The complete listing should be restated exactly.

>> BEGIN Information supplied

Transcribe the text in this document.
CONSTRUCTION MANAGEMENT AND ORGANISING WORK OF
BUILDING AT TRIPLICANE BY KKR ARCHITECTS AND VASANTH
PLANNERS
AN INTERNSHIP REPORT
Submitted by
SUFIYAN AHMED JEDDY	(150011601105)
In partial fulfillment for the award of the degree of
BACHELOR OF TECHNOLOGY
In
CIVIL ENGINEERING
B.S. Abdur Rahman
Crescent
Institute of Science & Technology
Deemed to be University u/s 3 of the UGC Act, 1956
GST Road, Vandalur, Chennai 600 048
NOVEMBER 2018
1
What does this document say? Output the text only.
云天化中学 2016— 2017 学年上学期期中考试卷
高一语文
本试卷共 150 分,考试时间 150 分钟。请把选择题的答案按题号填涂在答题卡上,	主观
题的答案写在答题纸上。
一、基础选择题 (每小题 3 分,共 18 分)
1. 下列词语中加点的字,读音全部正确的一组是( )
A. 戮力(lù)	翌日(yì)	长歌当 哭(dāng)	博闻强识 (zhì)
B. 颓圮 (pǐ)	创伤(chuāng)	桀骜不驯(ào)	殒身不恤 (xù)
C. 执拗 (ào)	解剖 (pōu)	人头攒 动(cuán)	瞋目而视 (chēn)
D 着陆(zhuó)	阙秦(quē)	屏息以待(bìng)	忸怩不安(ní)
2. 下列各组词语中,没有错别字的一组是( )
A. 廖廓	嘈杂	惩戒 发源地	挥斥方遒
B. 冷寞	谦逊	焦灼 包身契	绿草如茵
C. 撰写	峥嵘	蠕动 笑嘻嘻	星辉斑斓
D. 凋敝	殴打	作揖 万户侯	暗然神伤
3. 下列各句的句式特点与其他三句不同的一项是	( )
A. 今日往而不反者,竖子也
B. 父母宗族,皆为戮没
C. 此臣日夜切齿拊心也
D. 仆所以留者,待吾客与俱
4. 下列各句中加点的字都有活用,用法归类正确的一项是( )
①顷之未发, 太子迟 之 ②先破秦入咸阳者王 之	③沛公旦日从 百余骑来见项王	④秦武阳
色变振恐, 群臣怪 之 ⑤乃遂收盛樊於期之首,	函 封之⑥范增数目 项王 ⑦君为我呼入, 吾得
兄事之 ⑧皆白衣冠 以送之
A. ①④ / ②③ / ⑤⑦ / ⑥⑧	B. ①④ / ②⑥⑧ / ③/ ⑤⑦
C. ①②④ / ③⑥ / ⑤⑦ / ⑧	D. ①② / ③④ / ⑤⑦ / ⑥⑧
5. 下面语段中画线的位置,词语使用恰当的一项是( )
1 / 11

>> END Information supplied

• _Result for this task_:
Transcribe the text in this document.
CONSTRUCTION MANAGEMENT AND ORGANISING WORK OF
BUILDING AT TRIPLICANE BY KKR ARCHITECTS AND VASANTH
PLANNERS
AN INTERNSHIP REPORT
Submitted by
SUFIYAN AHMED JEDDY	(150011601105)
In partial fulfillment for the award of the degree of
BACHELOR OF TECHNOLOGY
In
CIVIL ENGINEERING
B.S. Abdur Rahman
Crescent
Institute of Science & Technology
Deemed to be University u/s 3 of the UGC Act, 1956
GST Road, Vandalur, Chennai 600 048
NOVEMBER 2018
1
What does this document say? Output the text only.
云天化中学 2016— 2017 学年上学期期中考试卷
高一语文
本试卷共 150 分,考试时间 150 分钟。请把选择题的答案按题号填涂在答题卡上,	主观
题的答案写在答题纸上。
一、基础选择题 (每小题 3 分,共 18 分)
1. 下列词语中加点的字,读音全部正确的一组是( )
A. 戮力(lù)	翌日(yì)	长歌当 哭(dāng)	博闻强识 (zhì)
B. 颓圮 (pǐ)	创伤(chuāng)	桀骜不驯(ào)	殒身不恤 (xù)
C. 执拗 (ào)	解剖 (pōu)	人头攒 动(cuán)	瞋目而视 (chēn)
D 着陆(zhuó)	阙秦(quē)	屏息以待(bìng)	忸怩不安(ní)
2. 下列各组词语中,没有错别字的一组是( )
A. 廖廓	嘈杂	惩戒 发源地	挥斥方遒
B. 冷寞	谦逊	焦灼 包身契	绿草如茵
C. 撰写	峥嵘	蠕动 笑嘻嘻	星辉斑斓
D. 凋敝	殴打	作揖 万户侯	暗然神伤
3. 下列各句的句式特点与其他三句不同的一项是	( )
A. 今日往而不反者,竖子也
B. 父母宗族,皆为戮没
C. 此臣日夜切齿拊心也
D. 仆所以留者,待吾客与俱
4. 下列各句中加点的字都有活用,用法归类正确的一项是( )
①顷之未发, 太子迟 之 ②先破秦入咸阳者王 之	③沛公旦日从 百余骑来见项王	④秦武阳
色变振恐, 群臣怪 之 ⑤乃遂收盛樊於期之首,	函 封之⑥范增数目 项王 ⑦君为我呼入, 吾得
兄事之 ⑧皆白衣冠 以送之
A. ①④ / ②③ / ⑤⑦ / ⑥⑧	B. ①④ / ②⑥⑧ / ③/ ⑤⑦
C. ①②④ / ③⑥ / ⑤⑦ / ⑧	D. ①② / ③④ / ⑤⑦ / ⑥⑧
5. 下面语段中画线的位置,词语使用恰当的一项是( )
1 / 11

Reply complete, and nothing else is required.